[Requirement]
Copy all lines below containing "冲量的大小一定和动量变化量的大小相同".

Data items
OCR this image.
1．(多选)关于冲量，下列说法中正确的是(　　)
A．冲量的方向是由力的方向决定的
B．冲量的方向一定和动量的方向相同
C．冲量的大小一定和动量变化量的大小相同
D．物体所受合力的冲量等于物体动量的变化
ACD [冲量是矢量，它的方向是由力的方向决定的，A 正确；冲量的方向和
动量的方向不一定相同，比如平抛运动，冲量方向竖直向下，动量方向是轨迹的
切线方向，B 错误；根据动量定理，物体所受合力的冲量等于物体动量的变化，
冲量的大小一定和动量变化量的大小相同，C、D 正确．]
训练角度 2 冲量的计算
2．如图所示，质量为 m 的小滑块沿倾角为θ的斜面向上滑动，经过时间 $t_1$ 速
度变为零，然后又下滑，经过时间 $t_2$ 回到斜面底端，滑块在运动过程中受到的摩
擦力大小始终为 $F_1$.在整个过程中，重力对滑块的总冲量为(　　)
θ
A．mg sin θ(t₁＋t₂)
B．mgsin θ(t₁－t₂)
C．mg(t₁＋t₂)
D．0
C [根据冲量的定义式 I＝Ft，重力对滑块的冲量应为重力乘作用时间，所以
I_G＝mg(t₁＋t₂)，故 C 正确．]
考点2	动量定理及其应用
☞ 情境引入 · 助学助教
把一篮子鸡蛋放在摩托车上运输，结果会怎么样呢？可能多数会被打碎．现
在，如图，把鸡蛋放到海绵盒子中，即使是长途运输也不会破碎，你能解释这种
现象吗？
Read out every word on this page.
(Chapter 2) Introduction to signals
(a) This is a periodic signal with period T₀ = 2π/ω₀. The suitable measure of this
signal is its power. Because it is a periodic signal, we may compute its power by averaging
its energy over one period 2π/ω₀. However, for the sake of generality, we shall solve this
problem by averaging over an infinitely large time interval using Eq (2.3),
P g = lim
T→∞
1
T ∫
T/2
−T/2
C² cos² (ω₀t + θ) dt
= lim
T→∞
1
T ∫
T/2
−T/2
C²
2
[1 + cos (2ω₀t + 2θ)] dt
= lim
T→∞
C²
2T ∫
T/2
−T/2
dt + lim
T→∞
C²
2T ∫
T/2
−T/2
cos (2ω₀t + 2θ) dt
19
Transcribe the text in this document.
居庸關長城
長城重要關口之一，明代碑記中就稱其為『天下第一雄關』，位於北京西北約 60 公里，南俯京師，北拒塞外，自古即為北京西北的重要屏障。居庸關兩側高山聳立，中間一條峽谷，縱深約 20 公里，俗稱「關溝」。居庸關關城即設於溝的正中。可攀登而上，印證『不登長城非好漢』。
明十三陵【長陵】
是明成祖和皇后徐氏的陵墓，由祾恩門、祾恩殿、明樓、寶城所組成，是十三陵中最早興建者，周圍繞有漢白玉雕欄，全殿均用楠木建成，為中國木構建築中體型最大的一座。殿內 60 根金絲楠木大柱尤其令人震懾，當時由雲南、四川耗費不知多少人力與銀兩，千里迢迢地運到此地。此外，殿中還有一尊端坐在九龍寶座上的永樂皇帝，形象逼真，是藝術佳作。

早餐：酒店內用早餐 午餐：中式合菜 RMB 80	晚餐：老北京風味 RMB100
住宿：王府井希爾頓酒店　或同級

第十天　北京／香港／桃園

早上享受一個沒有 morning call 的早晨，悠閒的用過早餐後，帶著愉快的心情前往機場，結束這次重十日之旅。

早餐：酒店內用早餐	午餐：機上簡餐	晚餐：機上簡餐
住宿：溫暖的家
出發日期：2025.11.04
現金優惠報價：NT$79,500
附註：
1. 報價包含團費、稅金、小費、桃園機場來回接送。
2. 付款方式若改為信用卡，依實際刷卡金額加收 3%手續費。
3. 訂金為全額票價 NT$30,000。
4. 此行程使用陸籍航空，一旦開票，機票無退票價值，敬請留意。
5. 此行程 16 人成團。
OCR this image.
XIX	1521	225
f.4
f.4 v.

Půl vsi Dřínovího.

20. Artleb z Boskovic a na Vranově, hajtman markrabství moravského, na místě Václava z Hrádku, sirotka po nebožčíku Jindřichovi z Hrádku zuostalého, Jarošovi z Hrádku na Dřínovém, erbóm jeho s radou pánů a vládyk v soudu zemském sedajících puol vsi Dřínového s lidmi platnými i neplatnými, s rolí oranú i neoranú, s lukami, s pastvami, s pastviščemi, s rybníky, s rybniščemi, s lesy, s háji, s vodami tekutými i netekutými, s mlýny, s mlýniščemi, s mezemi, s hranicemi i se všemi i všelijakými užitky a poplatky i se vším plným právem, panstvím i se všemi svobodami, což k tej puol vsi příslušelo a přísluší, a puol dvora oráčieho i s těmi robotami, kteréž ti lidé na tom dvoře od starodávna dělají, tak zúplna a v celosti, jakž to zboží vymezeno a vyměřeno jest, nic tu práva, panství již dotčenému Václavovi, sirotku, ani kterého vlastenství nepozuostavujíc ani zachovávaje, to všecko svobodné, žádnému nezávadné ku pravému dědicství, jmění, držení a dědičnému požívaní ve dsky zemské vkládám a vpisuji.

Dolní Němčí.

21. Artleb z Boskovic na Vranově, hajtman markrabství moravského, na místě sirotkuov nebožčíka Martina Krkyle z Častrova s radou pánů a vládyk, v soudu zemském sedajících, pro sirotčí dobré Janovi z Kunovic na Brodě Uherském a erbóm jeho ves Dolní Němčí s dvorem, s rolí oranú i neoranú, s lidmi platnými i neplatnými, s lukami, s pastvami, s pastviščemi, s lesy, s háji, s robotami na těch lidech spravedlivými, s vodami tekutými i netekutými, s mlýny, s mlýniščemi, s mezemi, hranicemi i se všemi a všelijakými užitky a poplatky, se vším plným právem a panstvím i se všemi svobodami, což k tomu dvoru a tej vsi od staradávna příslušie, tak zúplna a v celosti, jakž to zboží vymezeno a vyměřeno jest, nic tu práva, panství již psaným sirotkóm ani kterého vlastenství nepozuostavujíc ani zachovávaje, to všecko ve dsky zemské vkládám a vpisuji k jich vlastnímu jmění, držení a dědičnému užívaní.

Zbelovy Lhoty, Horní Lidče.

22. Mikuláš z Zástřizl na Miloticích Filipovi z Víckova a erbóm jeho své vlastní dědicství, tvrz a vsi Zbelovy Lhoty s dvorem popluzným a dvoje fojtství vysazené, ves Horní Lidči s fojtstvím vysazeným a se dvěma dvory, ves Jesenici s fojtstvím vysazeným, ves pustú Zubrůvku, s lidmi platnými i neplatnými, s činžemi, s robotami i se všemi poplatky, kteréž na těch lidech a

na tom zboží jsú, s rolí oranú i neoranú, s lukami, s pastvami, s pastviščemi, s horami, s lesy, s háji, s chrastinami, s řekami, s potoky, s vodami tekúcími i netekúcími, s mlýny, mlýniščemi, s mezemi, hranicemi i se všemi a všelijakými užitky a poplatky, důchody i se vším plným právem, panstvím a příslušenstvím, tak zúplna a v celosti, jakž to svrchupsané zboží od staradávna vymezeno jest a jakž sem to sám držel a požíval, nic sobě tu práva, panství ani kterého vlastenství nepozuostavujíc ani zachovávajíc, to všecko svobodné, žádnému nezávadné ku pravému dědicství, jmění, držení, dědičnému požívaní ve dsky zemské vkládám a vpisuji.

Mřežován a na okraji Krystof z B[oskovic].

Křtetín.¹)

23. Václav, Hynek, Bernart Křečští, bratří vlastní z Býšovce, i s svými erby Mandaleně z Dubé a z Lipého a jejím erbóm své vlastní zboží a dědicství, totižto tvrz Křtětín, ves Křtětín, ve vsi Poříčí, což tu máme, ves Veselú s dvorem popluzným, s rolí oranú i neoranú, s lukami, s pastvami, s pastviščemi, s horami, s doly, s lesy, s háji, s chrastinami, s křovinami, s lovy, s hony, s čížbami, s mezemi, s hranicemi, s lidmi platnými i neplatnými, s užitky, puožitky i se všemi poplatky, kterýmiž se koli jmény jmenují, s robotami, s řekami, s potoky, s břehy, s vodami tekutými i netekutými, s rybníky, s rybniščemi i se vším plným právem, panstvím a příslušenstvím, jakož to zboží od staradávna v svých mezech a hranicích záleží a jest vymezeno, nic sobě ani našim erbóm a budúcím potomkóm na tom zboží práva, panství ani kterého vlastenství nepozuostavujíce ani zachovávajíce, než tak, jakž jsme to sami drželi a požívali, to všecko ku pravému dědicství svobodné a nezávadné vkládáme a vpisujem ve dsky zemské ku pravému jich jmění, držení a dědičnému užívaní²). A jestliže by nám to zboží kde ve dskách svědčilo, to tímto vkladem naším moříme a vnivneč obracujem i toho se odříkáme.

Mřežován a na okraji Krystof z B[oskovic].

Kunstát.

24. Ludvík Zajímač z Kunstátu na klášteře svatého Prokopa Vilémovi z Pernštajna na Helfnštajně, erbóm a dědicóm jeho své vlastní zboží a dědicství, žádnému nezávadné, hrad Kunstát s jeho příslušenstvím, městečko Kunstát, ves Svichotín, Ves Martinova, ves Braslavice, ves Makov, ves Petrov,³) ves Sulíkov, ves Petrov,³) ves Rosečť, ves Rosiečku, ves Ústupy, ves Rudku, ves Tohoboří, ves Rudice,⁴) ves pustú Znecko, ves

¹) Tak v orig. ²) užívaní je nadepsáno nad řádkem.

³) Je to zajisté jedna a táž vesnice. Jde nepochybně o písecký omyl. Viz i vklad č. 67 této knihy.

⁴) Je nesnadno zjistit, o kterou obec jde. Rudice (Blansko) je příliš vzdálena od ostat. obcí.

[Solution for this exercise]
C．冲量的大小一定和动量变化量的大小相同
冲量的大小一定和动量变化量的大小相同，C、D 正确．]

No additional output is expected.